start EXTRACTED TEXT
0402V Pronunciation #2: Macrons

Modern Hawaiian Orthography Using Kahakō

Welcome to the second video in the Pronunciation series. This is where you should be if you are just starting out with Hawaiian and want to understand the meaning of the bar line on top of certain vowels in written Hawaiian (for example, "manō"). The line is technically known as a diacritic or diacritical marker in English:

di·a·crit·i·cal marker
a mark or a sign serving to indicate a different pronunciation of a letter above or below which it is written.

Examples

Click on the speaker icons to listen to both words for comparison.

  • lolo (brain)
  • lōlō (paralyzed, numb; Fig., "stupid" or "crazy")

Discussion

You can see that there are two diacritical bars over each letter "o" in "lōlō". We call this type of diacritical marker a "macron" in English; in Hawaiian, we call it a "kahakō" (kaha, a mark or line + , to draw out or lengthen).

In the video below, you will learn how kahakō change the pronunciation of those words in which they appear, as well as some other facts about modern Hawaiian orthography. You will be able to practice your pronunciation by comparing pairs of words with and without kahakō. The links for the video are at the bottom of this page.

Vocabulary From Video

The following section has been included in case you wish to learn the meaning of some of the words in included in the video (below). I don't expect that you go and try to memorize all of these words; the most important thing at this point is that you practice actually saying the variations with and without kahakō. Therefore, the words are included in a box with a "disclosure triangle" which you can use to either show or hide the list. (I think the disclosure triangle defaults to being open in Firefox, however.)

 

Vocabulary List

Words from 0402V in the order presented

kahakō macron (literally, a lengthened sound)
lanai stiff-backed (same as nanai)
lānai a veranda, porch, or deck
halau no meaning
hālau a place of learning or working (as in a hālau hula, hula school)
end EXTRACTED TEXT
start DATASET
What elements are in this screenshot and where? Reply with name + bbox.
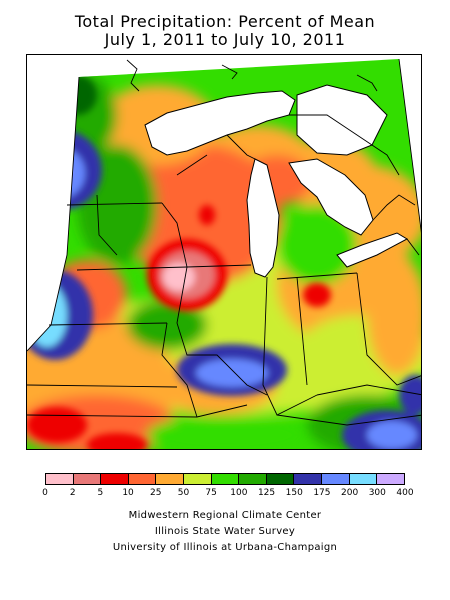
end DATASET
start DATASET
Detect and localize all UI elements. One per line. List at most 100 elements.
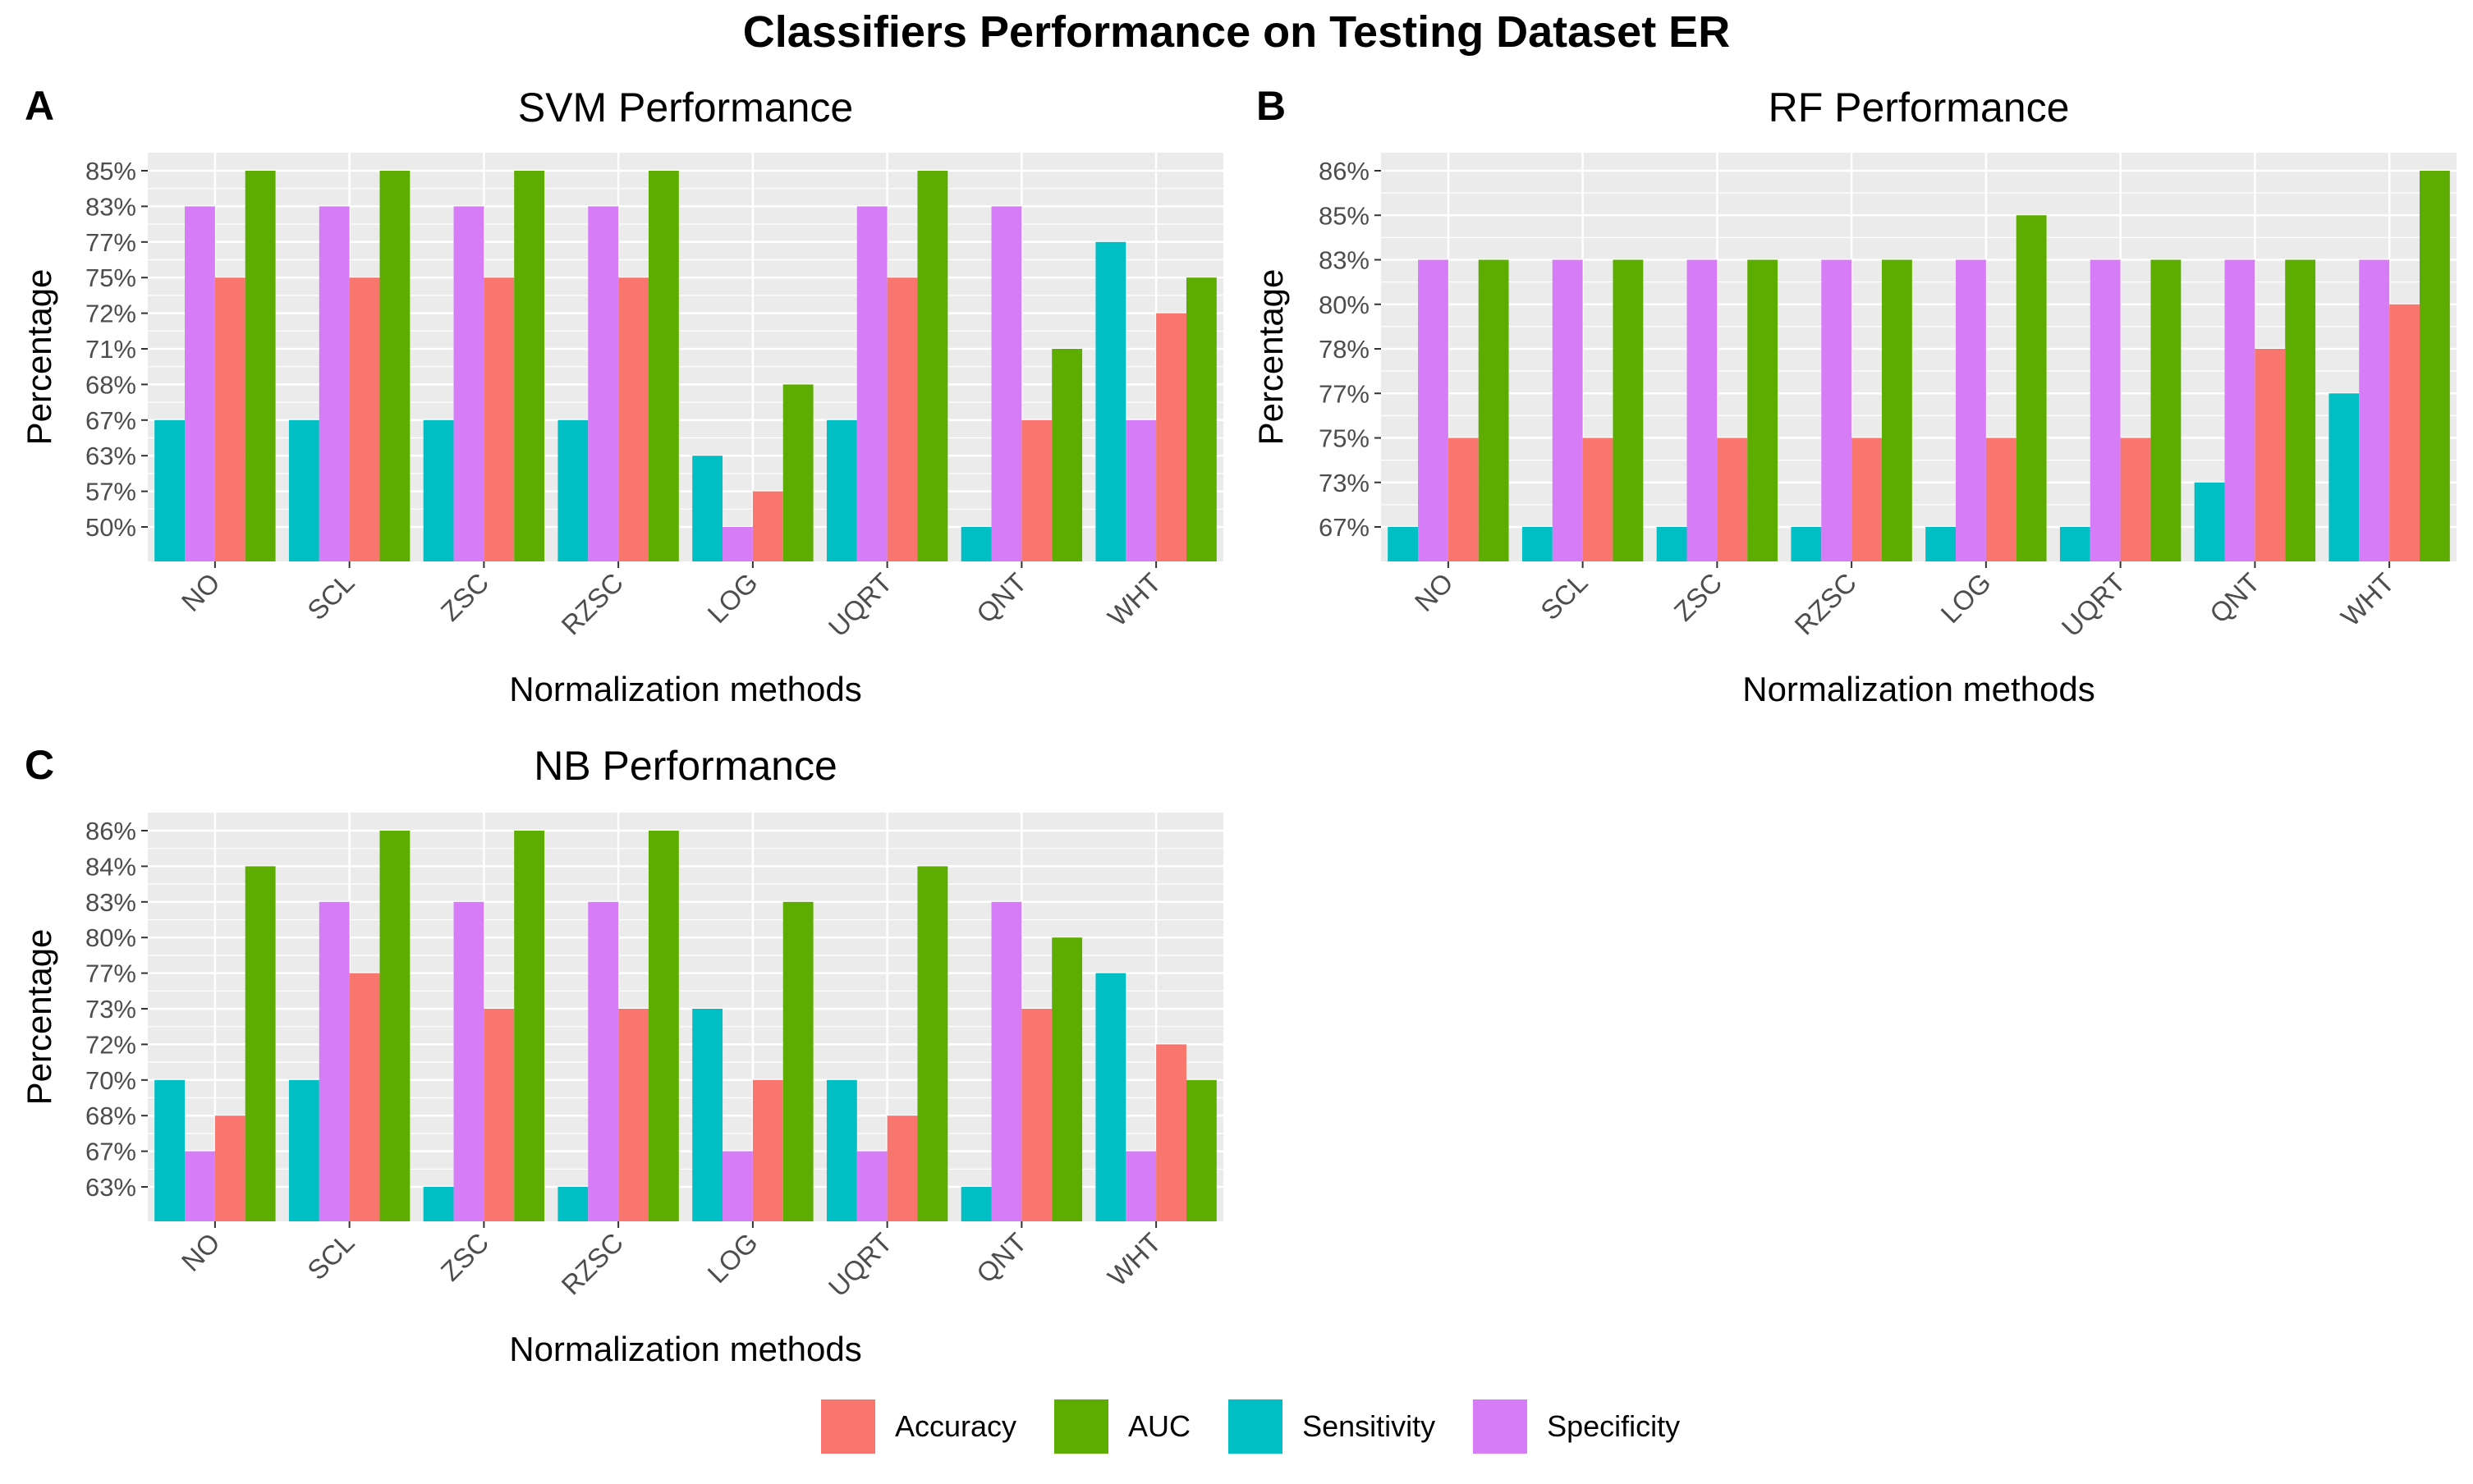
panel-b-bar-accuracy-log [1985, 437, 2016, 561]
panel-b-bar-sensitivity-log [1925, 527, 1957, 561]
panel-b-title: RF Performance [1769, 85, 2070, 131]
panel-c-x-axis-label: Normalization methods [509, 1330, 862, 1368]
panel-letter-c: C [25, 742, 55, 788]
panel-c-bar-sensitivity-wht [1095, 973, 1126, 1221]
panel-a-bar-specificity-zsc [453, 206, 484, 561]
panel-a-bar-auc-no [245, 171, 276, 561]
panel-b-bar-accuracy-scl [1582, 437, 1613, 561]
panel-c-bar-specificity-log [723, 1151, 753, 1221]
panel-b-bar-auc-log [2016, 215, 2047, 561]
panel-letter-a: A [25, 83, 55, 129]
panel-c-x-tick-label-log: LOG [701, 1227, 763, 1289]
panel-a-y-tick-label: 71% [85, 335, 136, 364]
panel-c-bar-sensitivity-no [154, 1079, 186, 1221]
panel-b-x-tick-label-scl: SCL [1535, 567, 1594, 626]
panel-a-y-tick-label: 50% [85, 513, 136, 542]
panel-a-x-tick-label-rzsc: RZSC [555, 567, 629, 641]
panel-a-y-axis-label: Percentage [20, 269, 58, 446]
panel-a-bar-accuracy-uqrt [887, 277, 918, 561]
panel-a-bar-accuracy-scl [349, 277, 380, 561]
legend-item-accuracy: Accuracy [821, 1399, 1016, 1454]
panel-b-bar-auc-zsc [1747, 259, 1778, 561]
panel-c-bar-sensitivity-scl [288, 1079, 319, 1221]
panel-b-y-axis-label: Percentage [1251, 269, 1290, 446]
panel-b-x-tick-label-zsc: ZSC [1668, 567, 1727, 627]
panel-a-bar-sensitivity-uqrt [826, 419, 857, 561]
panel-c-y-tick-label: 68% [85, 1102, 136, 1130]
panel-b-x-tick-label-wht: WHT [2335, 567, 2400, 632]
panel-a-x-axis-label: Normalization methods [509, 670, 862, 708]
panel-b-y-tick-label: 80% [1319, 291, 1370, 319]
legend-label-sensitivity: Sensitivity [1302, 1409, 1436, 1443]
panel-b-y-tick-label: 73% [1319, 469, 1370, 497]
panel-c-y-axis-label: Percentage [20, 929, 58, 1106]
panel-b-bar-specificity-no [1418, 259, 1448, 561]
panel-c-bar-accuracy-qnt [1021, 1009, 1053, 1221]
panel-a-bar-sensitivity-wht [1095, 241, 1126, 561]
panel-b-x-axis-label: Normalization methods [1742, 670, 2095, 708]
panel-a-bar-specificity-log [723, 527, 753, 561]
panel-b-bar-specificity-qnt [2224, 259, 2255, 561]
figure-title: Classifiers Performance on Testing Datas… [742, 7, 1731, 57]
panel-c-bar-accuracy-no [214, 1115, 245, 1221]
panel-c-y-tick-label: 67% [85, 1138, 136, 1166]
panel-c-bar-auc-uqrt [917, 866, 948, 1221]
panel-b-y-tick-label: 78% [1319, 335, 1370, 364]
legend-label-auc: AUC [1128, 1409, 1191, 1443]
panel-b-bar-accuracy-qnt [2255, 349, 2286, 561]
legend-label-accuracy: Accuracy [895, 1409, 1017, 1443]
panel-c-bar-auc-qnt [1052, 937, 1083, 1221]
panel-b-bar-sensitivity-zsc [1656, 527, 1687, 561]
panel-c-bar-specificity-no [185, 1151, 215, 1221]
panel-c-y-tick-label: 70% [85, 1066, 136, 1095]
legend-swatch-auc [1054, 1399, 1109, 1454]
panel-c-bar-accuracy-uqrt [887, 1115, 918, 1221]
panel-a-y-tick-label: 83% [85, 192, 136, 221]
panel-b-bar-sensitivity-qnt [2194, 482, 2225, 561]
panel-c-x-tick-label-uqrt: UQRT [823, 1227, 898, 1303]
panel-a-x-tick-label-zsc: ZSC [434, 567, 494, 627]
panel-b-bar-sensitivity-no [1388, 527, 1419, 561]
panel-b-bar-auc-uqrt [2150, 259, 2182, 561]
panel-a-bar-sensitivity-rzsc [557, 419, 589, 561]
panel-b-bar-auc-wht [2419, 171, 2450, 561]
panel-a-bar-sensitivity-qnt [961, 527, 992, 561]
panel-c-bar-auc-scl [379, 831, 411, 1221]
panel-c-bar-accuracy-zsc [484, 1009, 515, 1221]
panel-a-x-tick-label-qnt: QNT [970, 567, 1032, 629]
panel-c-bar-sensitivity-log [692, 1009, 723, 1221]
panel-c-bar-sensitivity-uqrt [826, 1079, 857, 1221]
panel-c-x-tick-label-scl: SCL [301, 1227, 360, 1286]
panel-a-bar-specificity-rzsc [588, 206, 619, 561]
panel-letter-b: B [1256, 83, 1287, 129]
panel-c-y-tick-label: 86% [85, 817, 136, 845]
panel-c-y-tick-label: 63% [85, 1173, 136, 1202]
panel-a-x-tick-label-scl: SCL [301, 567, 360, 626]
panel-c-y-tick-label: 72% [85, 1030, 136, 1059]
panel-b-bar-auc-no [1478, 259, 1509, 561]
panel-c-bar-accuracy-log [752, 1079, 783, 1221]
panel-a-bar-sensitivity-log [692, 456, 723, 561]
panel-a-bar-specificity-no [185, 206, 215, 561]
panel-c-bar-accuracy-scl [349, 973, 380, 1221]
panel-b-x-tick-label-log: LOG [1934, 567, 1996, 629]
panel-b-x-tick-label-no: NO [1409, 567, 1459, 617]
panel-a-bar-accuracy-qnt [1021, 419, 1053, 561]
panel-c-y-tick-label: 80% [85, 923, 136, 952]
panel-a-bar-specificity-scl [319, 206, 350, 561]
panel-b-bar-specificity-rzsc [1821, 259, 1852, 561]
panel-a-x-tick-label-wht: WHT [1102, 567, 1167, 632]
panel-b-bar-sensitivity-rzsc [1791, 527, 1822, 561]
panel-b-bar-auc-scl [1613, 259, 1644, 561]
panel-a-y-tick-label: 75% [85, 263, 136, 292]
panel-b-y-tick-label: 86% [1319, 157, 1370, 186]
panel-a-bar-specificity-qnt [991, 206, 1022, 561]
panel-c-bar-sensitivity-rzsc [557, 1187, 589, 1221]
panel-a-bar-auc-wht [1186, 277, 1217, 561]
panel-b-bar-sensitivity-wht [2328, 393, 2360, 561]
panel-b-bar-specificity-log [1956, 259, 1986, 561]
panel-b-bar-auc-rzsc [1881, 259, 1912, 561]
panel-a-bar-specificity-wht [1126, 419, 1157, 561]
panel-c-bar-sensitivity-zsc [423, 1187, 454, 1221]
end DATASET
• **REQUIRED TASK 1**:
According to the text on Hawaiian macrons, what is the Hawaiian word for a macron?
• **REQUIRED TASK 2**:
Please copy the rows from the line with "Detect and localize" to the line with "panel-a-bar-specificity-zsc [453, 206, 484, 561]", leaving out the picture.

• **REPLY 1**:
kahakō

• **REPLY 2**:
Detect and localize all UI elements. One per line. List at most 100 elements.
panel-b-bar-accuracy-log [1985, 437, 2016, 561]
panel-b-bar-sensitivity-log [1925, 527, 1957, 561]
panel-b-title: RF Performance [1769, 85, 2070, 131]
panel-c-x-axis-label: Normalization methods [509, 1330, 862, 1368]
panel-letter-c: C [25, 742, 55, 788]
panel-c-bar-sensitivity-wht [1095, 973, 1126, 1221]
panel-a-bar-specificity-zsc [453, 206, 484, 561]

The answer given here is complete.